## Start Given records

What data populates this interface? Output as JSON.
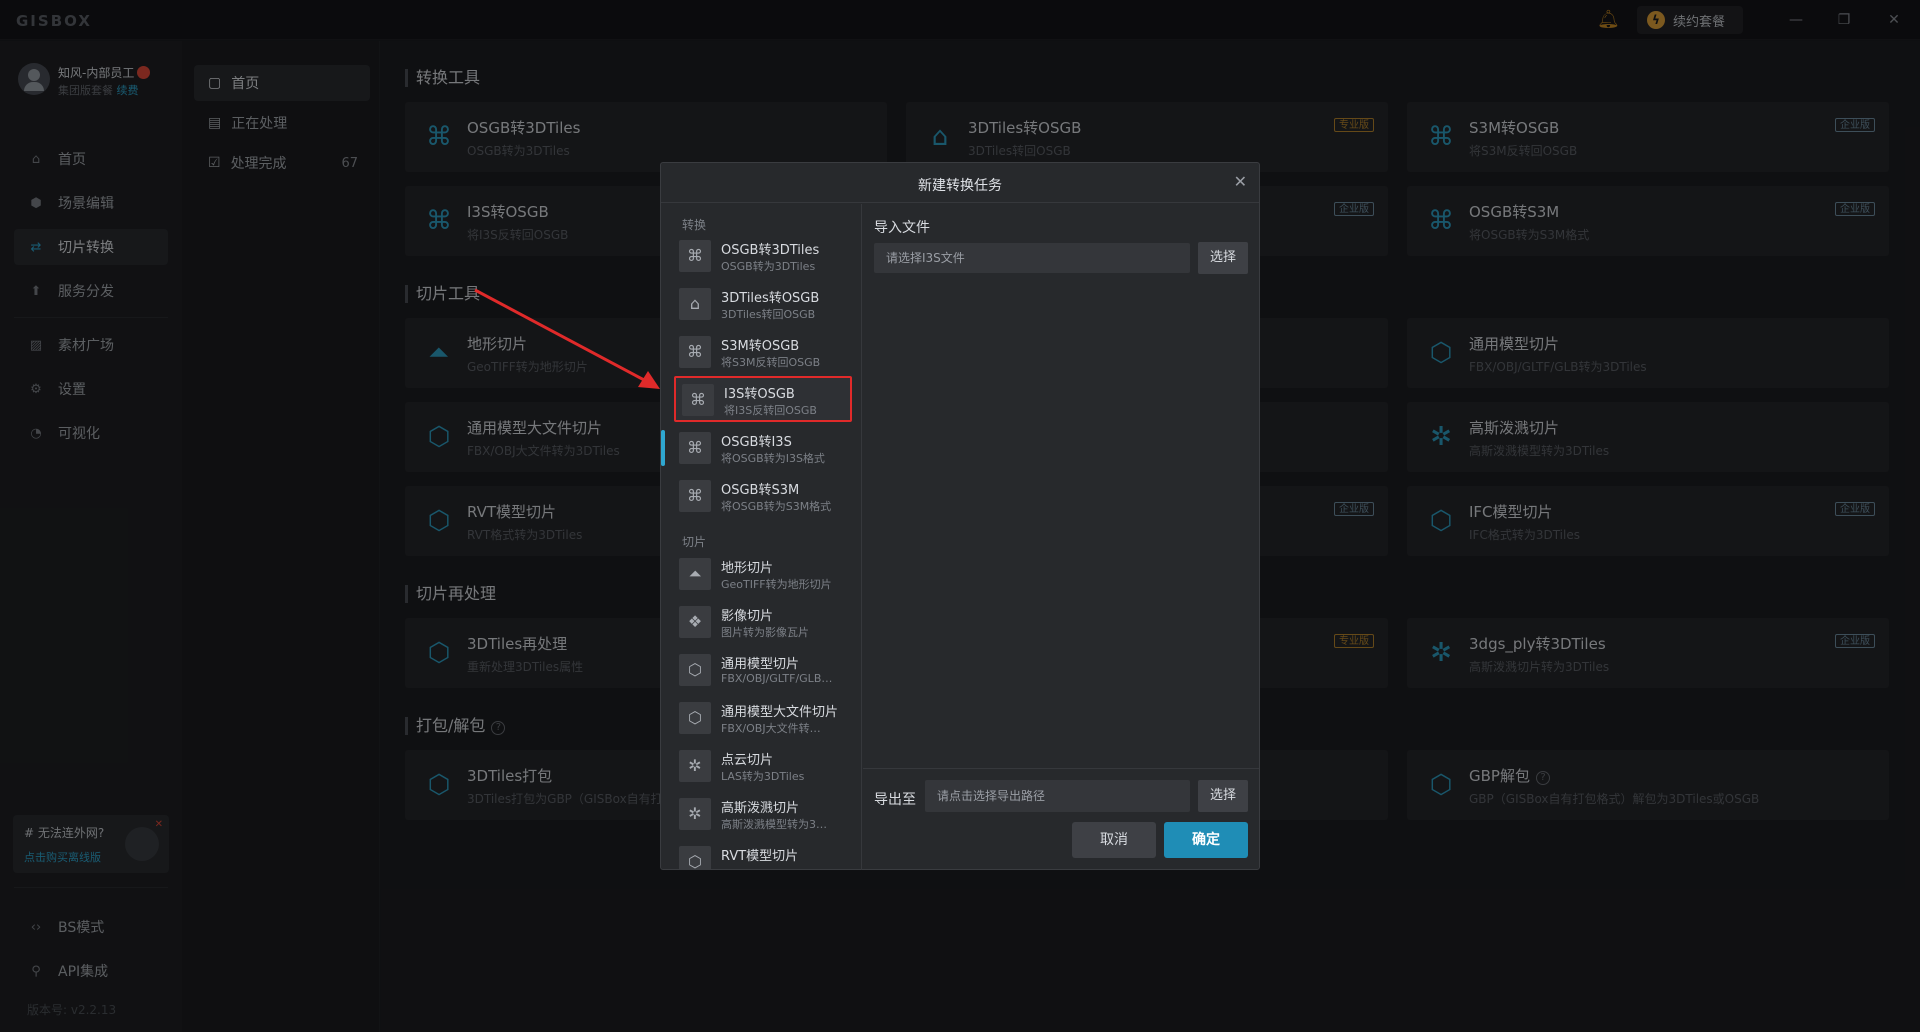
{
  "app": {
    "logo": "GISBOX",
    "renew_label": "续约套餐"
  },
  "user": {
    "name": "知风-内部员工",
    "plan": "集团版套餐",
    "renew": "续费"
  },
  "leftnav": [
    {
      "label": "首页",
      "icon": "home-icon"
    },
    {
      "label": "场景编辑",
      "icon": "cube-icon"
    },
    {
      "label": "切片转换",
      "icon": "convert-icon"
    },
    {
      "label": "服务分发",
      "icon": "upload-icon"
    },
    {
      "label": "素材广场",
      "icon": "image-icon"
    },
    {
      "label": "设置",
      "icon": "gear-icon"
    },
    {
      "label": "可视化",
      "icon": "chart-icon"
    }
  ],
  "promo": {
    "title": "# 无法连外网?",
    "link": "点击购买离线版"
  },
  "bottomnav": [
    {
      "label": "BS模式",
      "icon": "code-icon"
    },
    {
      "label": "API集成",
      "icon": "api-icon"
    }
  ],
  "version": "版本号: v2.2.13",
  "subnav": [
    {
      "label": "首页"
    },
    {
      "label": "正在处理"
    },
    {
      "label": "处理完成",
      "count": "67"
    }
  ],
  "sections": {
    "convert": "转换工具",
    "slice": "切片工具",
    "reprocess": "切片再处理",
    "pack": "打包/解包"
  },
  "cards": {
    "c1": {
      "title": "OSGB转3DTiles",
      "desc": "OSGB转为3DTiles"
    },
    "c2": {
      "title": "3DTiles转OSGB",
      "desc": "3DTiles转回OSGB",
      "badge": "专业版"
    },
    "c3": {
      "title": "S3M转OSGB",
      "desc": "将S3M反转回OSGB",
      "badge": "企业版"
    },
    "c4": {
      "title": "I3S转OSGB",
      "desc": "将I3S反转回OSGB"
    },
    "c5": {
      "title": "OSGB转S3M",
      "desc": "将OSGB转为S3M格式",
      "badge": "企业版"
    },
    "c6": {
      "title": "地形切片",
      "desc": "GeoTIFF转为地形切片"
    },
    "c7": {
      "title": "通用模型切片",
      "desc": "FBX/OBJ/GLTF/GLB转为3DTiles"
    },
    "c8": {
      "title": "通用模型大文件切片",
      "desc": "FBX/OBJ大文件转为3DTiles"
    },
    "c9": {
      "title": "高斯泼溅切片",
      "desc": "高斯泼溅模型转为3DTiles"
    },
    "c10": {
      "title": "RVT模型切片",
      "desc": "RVT格式转为3DTiles"
    },
    "c11": {
      "title": "IFC模型切片",
      "desc": "IFC格式转为3DTiles",
      "badge": "企业版"
    },
    "c12": {
      "title": "3DTiles再处理",
      "desc": "重新处理3DTiles属性"
    },
    "c13": {
      "title": "3dgs_ply转3DTiles",
      "desc": "高斯泼溅切片转为3DTiles",
      "badge": "企业版"
    },
    "c14": {
      "title": "3DTiles打包",
      "desc": "3DTiles打包为GBP（GISBox自有打"
    },
    "c15": {
      "title": "GBP解包",
      "desc": "GBP（GISBox自有打包格式）解包为3DTiles或OSGB"
    },
    "b_pro": "专业版",
    "b_ent": "企业版"
  },
  "dialog": {
    "title": "新建转换任务",
    "group_convert": "转换",
    "group_slice": "切片",
    "items": [
      {
        "title": "OSGB转3DTiles",
        "desc": "OSGB转为3DTiles"
      },
      {
        "title": "3DTiles转OSGB",
        "desc": "3DTiles转回OSGB"
      },
      {
        "title": "S3M转OSGB",
        "desc": "将S3M反转回OSGB"
      },
      {
        "title": "I3S转OSGB",
        "desc": "将I3S反转回OSGB"
      },
      {
        "title": "OSGB转I3S",
        "desc": "将OSGB转为I3S格式"
      },
      {
        "title": "OSGB转S3M",
        "desc": "将OSGB转为S3M格式"
      },
      {
        "title": "地形切片",
        "desc": "GeoTIFF转为地形切片"
      },
      {
        "title": "影像切片",
        "desc": "图片转为影像瓦片"
      },
      {
        "title": "通用模型切片",
        "desc": "FBX/OBJ/GLTF/GLB…"
      },
      {
        "title": "通用模型大文件切片",
        "desc": "FBX/OBJ大文件转…"
      },
      {
        "title": "点云切片",
        "desc": "LAS转为3DTiles"
      },
      {
        "title": "高斯泼溅切片",
        "desc": "高斯泼溅模型转为3…"
      },
      {
        "title": "RVT模型切片",
        "desc": ""
      }
    ],
    "import_label": "导入文件",
    "import_placeholder": "请选择I3S文件",
    "choose": "选择",
    "export_label": "导出至",
    "export_placeholder": "请点击选择导出路径",
    "cancel": "取消",
    "confirm": "确定"
  }
}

## End Given records

Written instruction:
Without the pictures, return the entries exactly as they appear.

Worked answer:
What data populates this interface? Output as JSON.
{
  "app": {
    "logo": "GISBOX",
    "renew_label": "续约套餐"
  },
  "user": {
    "name": "知风-内部员工",
    "plan": "集团版套餐",
    "renew": "续费"
  },
  "leftnav": [
    {
      "label": "首页",
      "icon": "home-icon"
    },
    {
      "label": "场景编辑",
      "icon": "cube-icon"
    },
    {
      "label": "切片转换",
      "icon": "convert-icon"
    },
    {
      "label": "服务分发",
      "icon": "upload-icon"
    },
    {
      "label": "素材广场",
      "icon": "image-icon"
    },
    {
      "label": "设置",
      "icon": "gear-icon"
    },
    {
      "label": "可视化",
      "icon": "chart-icon"
    }
  ],
  "promo": {
    "title": "# 无法连外网?",
    "link": "点击购买离线版"
  },
  "bottomnav": [
    {
      "label": "BS模式",
      "icon": "code-icon"
    },
    {
      "label": "API集成",
      "icon": "api-icon"
    }
  ],
  "version": "版本号: v2.2.13",
  "subnav": [
    {
      "label": "首页"
    },
    {
      "label": "正在处理"
    },
    {
      "label": "处理完成",
      "count": "67"
    }
  ],
  "sections": {
    "convert": "转换工具",
    "slice": "切片工具",
    "reprocess": "切片再处理",
    "pack": "打包/解包"
  },
  "cards": {
    "c1": {
      "title": "OSGB转3DTiles",
      "desc": "OSGB转为3DTiles"
    },
    "c2": {
      "title": "3DTiles转OSGB",
      "desc": "3DTiles转回OSGB",
      "badge": "专业版"
    },
    "c3": {
      "title": "S3M转OSGB",
      "desc": "将S3M反转回OSGB",
      "badge": "企业版"
    },
    "c4": {
      "title": "I3S转OSGB",
      "desc": "将I3S反转回OSGB"
    },
    "c5": {
      "title": "OSGB转S3M",
      "desc": "将OSGB转为S3M格式",
      "badge": "企业版"
    },
    "c6": {
      "title": "地形切片",
      "desc": "GeoTIFF转为地形切片"
    },
    "c7": {
      "title": "通用模型切片",
      "desc": "FBX/OBJ/GLTF/GLB转为3DTiles"
    },
    "c8": {
      "title": "通用模型大文件切片",
      "desc": "FBX/OBJ大文件转为3DTiles"
    },
    "c9": {
      "title": "高斯泼溅切片",
      "desc": "高斯泼溅模型转为3DTiles"
    },
    "c10": {
      "title": "RVT模型切片",
      "desc": "RVT格式转为3DTiles"
    },
    "c11": {
      "title": "IFC模型切片",
      "desc": "IFC格式转为3DTiles",
      "badge": "企业版"
    },
    "c12": {
      "title": "3DTiles再处理",
      "desc": "重新处理3DTiles属性"
    },
    "c13": {
      "title": "3dgs_ply转3DTiles",
      "desc": "高斯泼溅切片转为3DTiles",
      "badge": "企业版"
    },
    "c14": {
      "title": "3DTiles打包",
      "desc": "3DTiles打包为GBP（GISBox自有打"
    },
    "c15": {
      "title": "GBP解包",
      "desc": "GBP（GISBox自有打包格式）解包为3DTiles或OSGB"
    },
    "b_pro": "专业版",
    "b_ent": "企业版"
  },
  "dialog": {
    "title": "新建转换任务",
    "group_convert": "转换",
    "group_slice": "切片",
    "items": [
      {
        "title": "OSGB转3DTiles",
        "desc": "OSGB转为3DTiles"
      },
      {
        "title": "3DTiles转OSGB",
        "desc": "3DTiles转回OSGB"
      },
      {
        "title": "S3M转OSGB",
        "desc": "将S3M反转回OSGB"
      },
      {
        "title": "I3S转OSGB",
        "desc": "将I3S反转回OSGB"
      },
      {
        "title": "OSGB转I3S",
        "desc": "将OSGB转为I3S格式"
      },
      {
        "title": "OSGB转S3M",
        "desc": "将OSGB转为S3M格式"
      },
      {
        "title": "地形切片",
        "desc": "GeoTIFF转为地形切片"
      },
      {
        "title": "影像切片",
        "desc": "图片转为影像瓦片"
      },
      {
        "title": "通用模型切片",
        "desc": "FBX/OBJ/GLTF/GLB…"
      },
      {
        "title": "通用模型大文件切片",
        "desc": "FBX/OBJ大文件转…"
      },
      {
        "title": "点云切片",
        "desc": "LAS转为3DTiles"
      },
      {
        "title": "高斯泼溅切片",
        "desc": "高斯泼溅模型转为3…"
      },
      {
        "title": "RVT模型切片",
        "desc": ""
      }
    ],
    "import_label": "导入文件",
    "import_placeholder": "请选择I3S文件",
    "choose": "选择",
    "export_label": "导出至",
    "export_placeholder": "请点击选择导出路径",
    "cancel": "取消",
    "confirm": "确定"
  }
}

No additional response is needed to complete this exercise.